EXCERPTED TEXT:
--------------------------------

# Male and female betta in 5 gal tank? ._.



## SinfulBeauty (Sep 10, 2011)

i currently have a gorgeous male beta. ive had him for about 5 months now. he lives in a .5 gal tank. ive been thinking about buying a bigger 5 gallon tank and placing a female in there as well because i'd like to see what the offspring will look like. (i want a female crowntail). i will put a divider in the tank first so the bettas could see eachother from that point first. ill also see if the female will start developing vertical stripes showing her interest in my betta. but is 5 gallon good enough? i mean i dont really feel like going any bigger. i think its a waste to spend more money on a larger tank that will just hold 2 bettas .


----------



## ForbiddenSecrets (Aug 15, 2010)

From reading your post I'm going to tell you right now. Do not breed. Raising fry is a lot of work, a lot of money, a lot of time, and a lot of effort. 

A 5 gallon properly divided should be fine for two bettas but do not let them get to each other. Its way too small to grow out fry in however. Also you'll have to remove the female right after the spawn so you'll need another tank for her and then another tank for the male after the fry are free swimming. Plus a much larger grow out for the fry and a ton of jars ect.


----------



## SinfulBeauty (Sep 10, 2011)

how about if i use a 10 gallon tank, could i let them near eachother ? and after they spawn i could put the female in the tank my betta is currently in right now, and ill put the male in this other small tank i have, and the fry could be in the 10 gal tank?


----------



## alysalouise (Mar 15, 2011)

SinfulBeauty said:


> how about if i use a 10 gallon tank, could i let them near eachother ? and after they spawn i could put the female in the tank my betta is currently in right now, and ill put the male in this other small tank i have, and the fry could be in the 10 gal tank?

--------------------------------

GIVEN DATA:
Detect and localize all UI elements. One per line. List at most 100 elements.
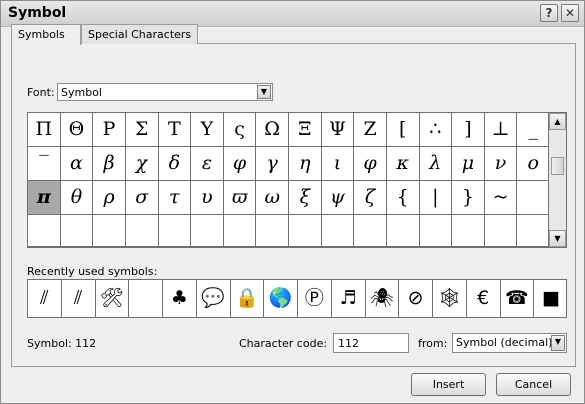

--------------------------------

In the betta forum thread, rewrite the paragraph beginning "A 5 gallon properly divided" as a short bulleted list that keeps its main facts.

TASK ANSWER:
- A properly divided 5-gallon tank should be fine for two bettas, as long as they can't reach each other.
- It is far too small to grow out fry.
- The female must be removed right after the spawn, so she needs another tank.
- The male needs another tank once the fry are free swimming.
- The fry need a much larger grow-out tank, plus many jars and other supplies.